* **Objective**:
Tally up the lines where the string "kind" appears; reply with the number only.

[Stored entries]
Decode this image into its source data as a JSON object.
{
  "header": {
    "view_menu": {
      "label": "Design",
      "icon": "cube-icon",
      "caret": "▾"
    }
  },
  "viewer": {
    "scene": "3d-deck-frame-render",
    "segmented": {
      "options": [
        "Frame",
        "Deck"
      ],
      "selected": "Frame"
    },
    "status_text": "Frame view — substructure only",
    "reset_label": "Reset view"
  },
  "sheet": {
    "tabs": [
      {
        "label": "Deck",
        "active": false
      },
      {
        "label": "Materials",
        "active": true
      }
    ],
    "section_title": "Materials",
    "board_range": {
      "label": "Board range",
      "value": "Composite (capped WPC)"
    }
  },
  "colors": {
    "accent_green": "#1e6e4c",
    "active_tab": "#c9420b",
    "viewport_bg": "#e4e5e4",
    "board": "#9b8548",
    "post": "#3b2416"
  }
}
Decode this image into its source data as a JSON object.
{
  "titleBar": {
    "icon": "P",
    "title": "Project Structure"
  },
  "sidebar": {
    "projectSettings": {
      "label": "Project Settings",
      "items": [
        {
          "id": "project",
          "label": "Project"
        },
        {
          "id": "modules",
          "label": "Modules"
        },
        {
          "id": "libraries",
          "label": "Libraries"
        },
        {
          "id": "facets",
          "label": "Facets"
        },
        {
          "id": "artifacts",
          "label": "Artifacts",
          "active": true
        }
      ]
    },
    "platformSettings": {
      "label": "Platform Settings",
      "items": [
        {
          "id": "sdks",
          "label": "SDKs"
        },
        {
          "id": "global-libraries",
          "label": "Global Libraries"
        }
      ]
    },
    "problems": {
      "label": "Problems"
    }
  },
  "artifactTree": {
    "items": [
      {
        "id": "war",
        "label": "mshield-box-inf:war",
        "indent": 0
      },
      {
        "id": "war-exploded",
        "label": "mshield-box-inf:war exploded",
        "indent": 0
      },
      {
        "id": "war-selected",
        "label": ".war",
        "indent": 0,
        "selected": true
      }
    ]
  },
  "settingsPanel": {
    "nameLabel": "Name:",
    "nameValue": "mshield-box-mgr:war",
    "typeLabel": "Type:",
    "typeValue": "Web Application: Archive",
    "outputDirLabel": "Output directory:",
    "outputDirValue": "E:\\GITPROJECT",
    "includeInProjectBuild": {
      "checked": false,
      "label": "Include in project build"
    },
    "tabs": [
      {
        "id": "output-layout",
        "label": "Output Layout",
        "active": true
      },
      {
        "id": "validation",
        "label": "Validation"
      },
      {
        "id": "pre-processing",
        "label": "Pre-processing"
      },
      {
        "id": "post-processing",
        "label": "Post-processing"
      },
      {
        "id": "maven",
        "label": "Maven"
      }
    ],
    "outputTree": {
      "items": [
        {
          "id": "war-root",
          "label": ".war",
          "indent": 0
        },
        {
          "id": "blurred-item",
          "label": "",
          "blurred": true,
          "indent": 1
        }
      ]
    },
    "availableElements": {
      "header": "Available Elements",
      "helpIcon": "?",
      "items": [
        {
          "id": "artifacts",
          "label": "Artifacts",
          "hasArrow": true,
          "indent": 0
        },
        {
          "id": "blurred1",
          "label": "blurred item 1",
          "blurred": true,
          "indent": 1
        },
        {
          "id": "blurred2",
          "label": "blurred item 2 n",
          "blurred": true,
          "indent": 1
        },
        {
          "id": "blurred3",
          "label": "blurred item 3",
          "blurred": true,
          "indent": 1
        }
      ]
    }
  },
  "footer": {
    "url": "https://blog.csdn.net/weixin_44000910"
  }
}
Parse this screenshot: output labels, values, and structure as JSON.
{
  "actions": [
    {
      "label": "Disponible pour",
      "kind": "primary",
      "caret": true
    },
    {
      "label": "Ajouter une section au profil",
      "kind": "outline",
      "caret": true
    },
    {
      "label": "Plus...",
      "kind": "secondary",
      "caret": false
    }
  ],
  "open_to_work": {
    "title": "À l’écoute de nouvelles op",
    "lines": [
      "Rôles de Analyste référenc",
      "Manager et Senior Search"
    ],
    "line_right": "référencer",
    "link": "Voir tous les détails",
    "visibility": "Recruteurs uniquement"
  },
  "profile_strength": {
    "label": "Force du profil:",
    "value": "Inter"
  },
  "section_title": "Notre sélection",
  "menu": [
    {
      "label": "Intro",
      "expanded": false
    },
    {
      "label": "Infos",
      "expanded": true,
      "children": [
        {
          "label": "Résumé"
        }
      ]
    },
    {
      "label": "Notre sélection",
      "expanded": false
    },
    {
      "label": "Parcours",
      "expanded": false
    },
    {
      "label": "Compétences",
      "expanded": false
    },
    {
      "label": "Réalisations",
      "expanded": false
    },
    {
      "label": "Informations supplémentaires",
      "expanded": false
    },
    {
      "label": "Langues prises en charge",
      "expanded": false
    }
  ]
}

* **Answer**:
3